Spatial layout data
+++++

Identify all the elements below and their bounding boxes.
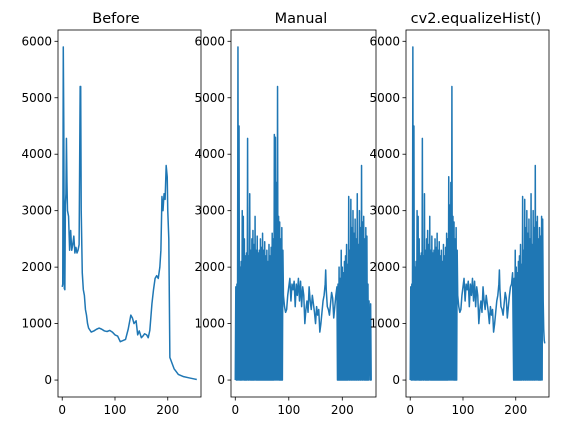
y-tick-label: 2000	[194, 260, 225, 274]
x-tick-label: 0	[58, 403, 66, 417]
y-tick-label: 0	[44, 373, 52, 387]
y-tick-label: 4000	[21, 147, 52, 161]
series-line	[234, 46, 372, 381]
x-tick-label: 200	[331, 403, 354, 417]
subplot-manual: Manual 0 1000 2000 3000 4000 5000 6000 0 100 200	[194, 11, 377, 417]
y-tick-label: 1000	[21, 317, 52, 331]
y-tick-label: 1000	[369, 317, 400, 331]
y-tick-label: 3000	[194, 204, 225, 218]
x-tick-label: 200	[504, 403, 527, 417]
y-tick-label: 5000	[369, 91, 400, 105]
subplot-before: Before 0 1000 2000 3000 4000 5000 6000 0 100 200	[21, 11, 202, 417]
axes-frame	[405, 29, 550, 398]
y-tick-label: 3000	[369, 204, 400, 218]
x-tick-label: 0	[406, 403, 414, 417]
x-tick-label: 100	[452, 403, 475, 417]
y-tick-label: 5000	[194, 91, 225, 105]
y-tick-label: 0	[392, 373, 400, 387]
y-tick-label: 4000	[194, 147, 225, 161]
x-tick-label: 200	[156, 403, 179, 417]
plot-area: 0 1000 2000 3000 4000 5000 6000 0 100 200	[194, 29, 377, 417]
y-tick-label: 4000	[369, 147, 400, 161]
y-tick-label: 6000	[21, 34, 52, 48]
chart-title: Manual	[275, 11, 328, 27]
y-tick-label: 2000	[21, 260, 52, 274]
y-tick-label: 2000	[369, 260, 400, 274]
y-tick-label: 5000	[21, 91, 52, 105]
axes-frame	[57, 29, 202, 398]
x-tick-label: 100	[104, 403, 127, 417]
y-tick-label: 1000	[194, 317, 225, 331]
axes-frame	[230, 29, 377, 398]
chart-title: Before	[92, 11, 139, 27]
subplot-equalizehist: cv2.equalizeHist() 010002000300040005000…	[369, 11, 550, 417]
series-line	[61, 46, 197, 381]
plot-area: 0 1000 2000 3000 4000 5000 6000 0 100 200	[369, 29, 550, 417]
chart-title: cv2.equalizeHist()	[411, 11, 542, 27]
series-line	[409, 46, 546, 381]
x-tick-label: 0	[231, 403, 239, 417]
y-tick-label: 0	[217, 373, 225, 387]
plot-area: 0 1000 2000 3000 4000 5000 6000 0 100 200	[21, 29, 202, 417]
y-tick-label: 3000	[21, 204, 52, 218]
x-tick-label: 100	[277, 403, 300, 417]
y-tick-label: 6000	[369, 34, 400, 48]
y-tick-label: 6000	[194, 34, 225, 48]
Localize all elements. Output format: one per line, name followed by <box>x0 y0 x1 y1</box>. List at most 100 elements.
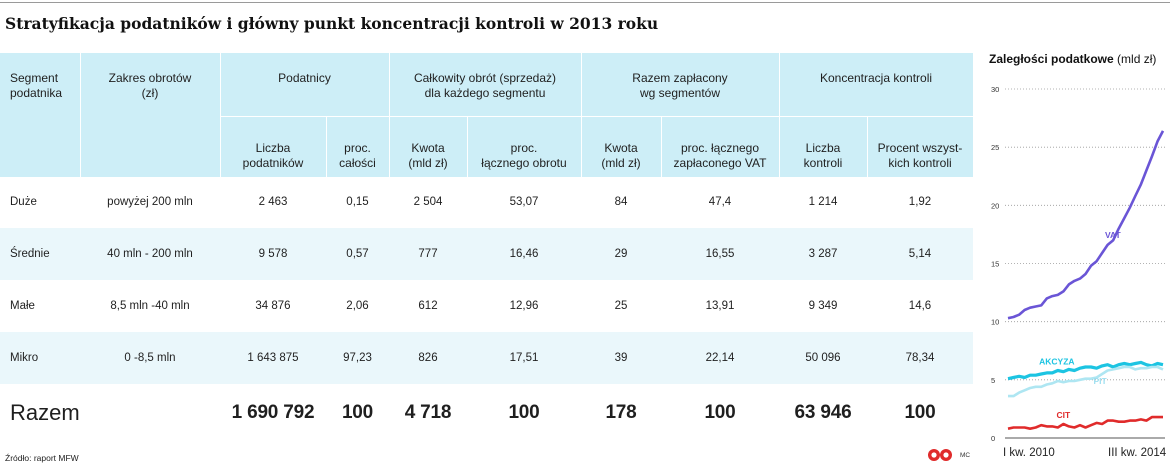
cell-vat-share: 16,55 <box>705 247 735 260</box>
header-divider <box>220 116 973 117</box>
cell-audit-share: 1,92 <box>908 196 932 208</box>
arrears-line-chart: 0 5 10 15 20 25 30 VAT AKCYZA PIT CIT <box>991 85 1165 443</box>
column-divider <box>389 53 390 177</box>
source-note: Źródło: raport MFW <box>5 453 79 463</box>
column-divider <box>220 53 221 177</box>
row-band <box>0 332 973 384</box>
series-label-vat: VAT <box>1105 230 1122 240</box>
cell-paid-amount: 84 <box>614 196 628 208</box>
cell-audit-share: 14,6 <box>908 299 932 312</box>
cell-audit-share: 78,34 <box>905 351 935 364</box>
cell-audit-count: 3 287 <box>808 247 838 260</box>
cell-turnover-share: 12,96 <box>509 299 539 312</box>
header-taxpayers: Podatnicy <box>278 71 331 85</box>
cell-segment: Mikro <box>10 351 39 364</box>
chart-title: Zaległości podatkowe (mld zł) <box>989 52 1156 66</box>
column-divider <box>581 53 582 177</box>
y-tick-label: 5 <box>991 376 995 385</box>
column-divider <box>661 116 662 177</box>
cell-taxpayer-count: 2 463 <box>258 196 288 208</box>
column-divider <box>867 116 868 177</box>
author-credit: MC <box>960 452 971 459</box>
total-turnover-share: 100 <box>508 401 540 423</box>
cell-segment: Duże <box>10 196 37 208</box>
y-tick-label: 25 <box>991 143 999 152</box>
cell-turnover-amount: 2 504 <box>413 196 443 208</box>
series-label-cit: CIT <box>1057 410 1072 420</box>
series-line-pit <box>1008 365 1164 398</box>
cell-turnover-range: 40 mln - 200 mln <box>107 247 193 260</box>
subheader-taxpayer-share: proc. całości <box>339 141 376 170</box>
total-segment: Razem <box>10 399 80 425</box>
cell-turnover-amount: 777 <box>418 247 438 260</box>
top-rule <box>0 2 1170 3</box>
header-total-paid: Razem zapłacony wg segmentów <box>632 71 728 100</box>
chart-title-unit: (mld zł) <box>1117 52 1157 66</box>
total-paid-amount: 178 <box>605 401 637 423</box>
y-tick-label: 15 <box>991 260 999 269</box>
cell-audit-count: 9 349 <box>808 299 838 312</box>
cell-turnover-amount: 612 <box>418 299 438 312</box>
subheader-audit-count: Liczba kontroli <box>803 141 843 170</box>
subheader-paid-amount: Kwota (mld zł) <box>601 141 641 170</box>
table-header-background <box>0 53 973 177</box>
column-divider <box>326 116 327 177</box>
cell-audit-count: 50 096 <box>805 351 841 364</box>
cell-paid-amount: 25 <box>614 299 628 312</box>
cell-turnover-share: 17,51 <box>509 351 539 364</box>
cell-turnover-range: powyżej 200 mln <box>107 196 193 208</box>
y-tick-label: 20 <box>991 201 999 210</box>
x-axis-end-label: III kw. 2014 <box>1108 447 1167 459</box>
y-tick-label: 0 <box>991 434 995 443</box>
series-line-akcyza <box>1007 360 1164 381</box>
series-label-pit: PIT <box>1093 376 1107 386</box>
header-total-turnover: Całkowity obrót (sprzedaż) dla każdego s… <box>413 71 557 100</box>
subheader-turnover-amount: Kwota (mld zł) <box>408 141 448 170</box>
column-divider <box>467 116 468 177</box>
cell-taxpayer-count: 9 578 <box>258 247 288 260</box>
y-tick-label: 10 <box>991 318 999 327</box>
total-turnover-range <box>80 384 220 440</box>
cell-taxpayer-share: 0,57 <box>346 247 369 260</box>
total-taxpayer-count: 1 690 792 <box>231 401 315 423</box>
x-axis-start-label: I kw. 2010 <box>1003 447 1055 459</box>
cell-vat-share: 13,91 <box>705 299 735 312</box>
cell-turnover-range: 0 -8,5 mln <box>124 351 176 364</box>
cell-turnover-share: 16,46 <box>509 247 539 260</box>
cell-taxpayer-count: 1 643 875 <box>247 351 299 364</box>
header-segment: Segment podatnika <box>10 71 63 100</box>
y-tick-label: 30 <box>991 85 999 94</box>
subheader-taxpayer-count: Liczba podatników <box>242 141 304 170</box>
header-audit-concentration: Koncentracja kontroli <box>819 71 933 85</box>
column-divider <box>779 53 780 177</box>
publisher-logo-icon <box>928 449 952 461</box>
cell-turnover-amount: 826 <box>418 351 438 364</box>
cell-vat-share: 22,14 <box>705 351 735 364</box>
subheader-audit-share: Procent wszyst- kich kontroli <box>877 141 963 170</box>
cell-segment: Małe <box>10 299 35 312</box>
stratification-table: Segment podatnika Zakres obrotów (zł) Po… <box>0 53 973 440</box>
cell-audit-count: 1 214 <box>808 196 838 208</box>
cell-paid-amount: 39 <box>614 351 628 364</box>
cell-audit-share: 5,14 <box>908 247 932 260</box>
cell-taxpayer-share: 0,15 <box>346 196 369 208</box>
cell-taxpayer-count: 34 876 <box>255 299 291 312</box>
cell-vat-share: 47,4 <box>708 196 732 208</box>
row-band <box>0 228 973 280</box>
header-turnover-range: Zakres obrotów (zł) <box>108 71 192 100</box>
cell-paid-amount: 29 <box>614 247 628 260</box>
cell-segment: Średnie <box>10 247 50 260</box>
cell-taxpayer-share: 2,06 <box>346 299 369 312</box>
page-title: Stratyfikacja podatników i główny punkt … <box>5 14 659 33</box>
column-divider <box>80 53 81 177</box>
cell-taxpayer-share: 97,23 <box>343 351 372 364</box>
subheader-turnover-share: proc. łącznego obrotu <box>481 141 567 170</box>
series-line-cit <box>1007 415 1163 430</box>
chart-title-main: Zaległości podatkowe <box>989 52 1114 66</box>
series-line-vat <box>1007 130 1165 320</box>
cell-turnover-share: 53,07 <box>509 196 539 208</box>
total-turnover-amount: 4 718 <box>404 401 452 423</box>
total-audit-count: 63 946 <box>794 401 852 423</box>
total-audit-share: 100 <box>904 401 936 423</box>
total-vat-share: 100 <box>704 401 736 423</box>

+++++

DIRECTION: Arrange the lines from the one containing "cell-vat-share: 16,55 <box>705" through the one containing "source-note: Źródło: raport", both included, as a JSON list of strings with one string per line. Leave out any blank lines.

PROBLEM SOLUTION:
[
  "cell-vat-share: 16,55 <box>705 247 735 260</box>",
  "header-divider <box>220 116 973 117</box>",
  "cell-audit-share: 1,92 <box>908 196 932 208</box>",
  "arrears-line-chart: 0 5 10 15 20 25 30 VAT AKCYZA PIT CIT <box>991 85 1165 443</box>",
  "column-divider <box>389 53 390 177</box>",
  "source-note: Źródło: raport MFW <box>5 453 79 463</box>"
]